**Exercise:** Copy each line where the word "lane" occurs.

BEGIN Records supplied

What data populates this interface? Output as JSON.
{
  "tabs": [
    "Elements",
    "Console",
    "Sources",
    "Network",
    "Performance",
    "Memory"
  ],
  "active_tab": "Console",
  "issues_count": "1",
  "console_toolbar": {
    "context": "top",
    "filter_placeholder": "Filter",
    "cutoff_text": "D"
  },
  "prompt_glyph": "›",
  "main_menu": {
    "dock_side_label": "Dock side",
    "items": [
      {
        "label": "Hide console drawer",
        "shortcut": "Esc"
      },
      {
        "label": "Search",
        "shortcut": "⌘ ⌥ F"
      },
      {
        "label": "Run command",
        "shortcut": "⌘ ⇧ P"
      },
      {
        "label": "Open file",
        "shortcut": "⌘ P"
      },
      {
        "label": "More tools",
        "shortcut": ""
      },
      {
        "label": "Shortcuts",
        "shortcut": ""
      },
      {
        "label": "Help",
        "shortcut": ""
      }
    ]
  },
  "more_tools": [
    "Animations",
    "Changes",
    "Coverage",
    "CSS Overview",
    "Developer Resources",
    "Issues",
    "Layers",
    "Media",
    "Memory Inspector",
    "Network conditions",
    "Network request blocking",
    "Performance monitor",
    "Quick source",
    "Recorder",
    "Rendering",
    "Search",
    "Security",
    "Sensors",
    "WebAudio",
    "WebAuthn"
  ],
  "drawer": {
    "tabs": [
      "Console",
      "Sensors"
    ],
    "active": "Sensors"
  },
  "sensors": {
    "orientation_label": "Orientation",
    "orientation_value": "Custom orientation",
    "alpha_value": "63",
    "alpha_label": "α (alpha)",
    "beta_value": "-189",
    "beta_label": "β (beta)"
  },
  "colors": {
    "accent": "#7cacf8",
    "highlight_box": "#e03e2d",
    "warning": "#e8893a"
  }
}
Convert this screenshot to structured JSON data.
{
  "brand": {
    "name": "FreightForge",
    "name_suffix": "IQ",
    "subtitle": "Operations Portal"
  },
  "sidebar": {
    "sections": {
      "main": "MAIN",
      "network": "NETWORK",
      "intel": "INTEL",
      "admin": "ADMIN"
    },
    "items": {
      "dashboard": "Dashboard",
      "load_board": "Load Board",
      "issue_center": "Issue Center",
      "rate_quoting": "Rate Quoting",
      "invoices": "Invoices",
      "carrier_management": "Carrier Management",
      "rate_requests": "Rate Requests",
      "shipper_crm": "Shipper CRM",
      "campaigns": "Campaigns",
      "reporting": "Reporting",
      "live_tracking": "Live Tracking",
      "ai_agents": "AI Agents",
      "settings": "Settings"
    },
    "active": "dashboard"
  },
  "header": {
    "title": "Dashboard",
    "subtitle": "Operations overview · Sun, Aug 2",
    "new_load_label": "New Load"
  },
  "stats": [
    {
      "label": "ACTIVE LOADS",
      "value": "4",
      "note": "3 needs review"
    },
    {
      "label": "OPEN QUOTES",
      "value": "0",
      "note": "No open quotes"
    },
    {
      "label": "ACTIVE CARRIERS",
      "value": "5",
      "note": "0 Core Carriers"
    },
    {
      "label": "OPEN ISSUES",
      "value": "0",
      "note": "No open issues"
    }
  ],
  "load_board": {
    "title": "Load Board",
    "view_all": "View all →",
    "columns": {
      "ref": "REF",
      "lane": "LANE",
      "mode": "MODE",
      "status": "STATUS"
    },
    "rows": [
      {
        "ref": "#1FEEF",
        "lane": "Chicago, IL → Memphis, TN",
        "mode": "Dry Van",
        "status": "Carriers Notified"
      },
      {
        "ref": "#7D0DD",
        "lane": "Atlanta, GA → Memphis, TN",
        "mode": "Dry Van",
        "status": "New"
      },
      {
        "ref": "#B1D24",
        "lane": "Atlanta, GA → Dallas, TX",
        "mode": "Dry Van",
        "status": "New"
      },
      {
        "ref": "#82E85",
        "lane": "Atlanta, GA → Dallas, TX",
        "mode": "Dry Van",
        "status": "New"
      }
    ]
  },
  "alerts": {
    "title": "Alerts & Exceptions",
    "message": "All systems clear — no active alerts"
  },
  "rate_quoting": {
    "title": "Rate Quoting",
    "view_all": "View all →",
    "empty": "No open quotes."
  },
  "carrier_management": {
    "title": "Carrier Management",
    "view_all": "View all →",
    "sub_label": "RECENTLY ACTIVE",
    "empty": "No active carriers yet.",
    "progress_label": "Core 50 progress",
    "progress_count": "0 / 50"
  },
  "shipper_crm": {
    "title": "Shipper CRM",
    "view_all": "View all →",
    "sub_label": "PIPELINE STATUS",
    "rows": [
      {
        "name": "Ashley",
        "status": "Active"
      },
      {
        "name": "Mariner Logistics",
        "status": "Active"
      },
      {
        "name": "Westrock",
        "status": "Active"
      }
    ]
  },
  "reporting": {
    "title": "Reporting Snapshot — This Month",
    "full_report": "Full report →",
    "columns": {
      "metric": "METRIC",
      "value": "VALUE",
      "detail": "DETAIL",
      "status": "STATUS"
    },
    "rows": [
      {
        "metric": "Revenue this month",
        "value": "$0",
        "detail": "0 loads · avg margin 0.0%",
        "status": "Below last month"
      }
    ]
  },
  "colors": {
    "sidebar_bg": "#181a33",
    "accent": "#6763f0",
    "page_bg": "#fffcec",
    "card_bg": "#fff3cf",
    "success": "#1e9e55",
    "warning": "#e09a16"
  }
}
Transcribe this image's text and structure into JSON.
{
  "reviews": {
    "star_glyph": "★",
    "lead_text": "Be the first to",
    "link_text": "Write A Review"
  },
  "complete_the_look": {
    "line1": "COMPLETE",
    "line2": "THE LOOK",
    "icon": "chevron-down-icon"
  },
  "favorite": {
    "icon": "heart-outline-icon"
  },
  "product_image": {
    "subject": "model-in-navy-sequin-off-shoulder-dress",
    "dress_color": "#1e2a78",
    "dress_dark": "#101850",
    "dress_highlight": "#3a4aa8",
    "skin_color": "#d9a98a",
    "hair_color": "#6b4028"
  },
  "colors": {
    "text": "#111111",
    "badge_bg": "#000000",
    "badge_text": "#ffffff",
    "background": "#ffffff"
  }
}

END Records supplied

**Result below:**
      "lane": "LANE",
        "lane": "Chicago, IL → Memphis, TN",
        "lane": "Atlanta, GA → Memphis, TN",
        "lane": "Atlanta, GA → Dallas, TX",
        "lane": "Atlanta, GA → Dallas, TX",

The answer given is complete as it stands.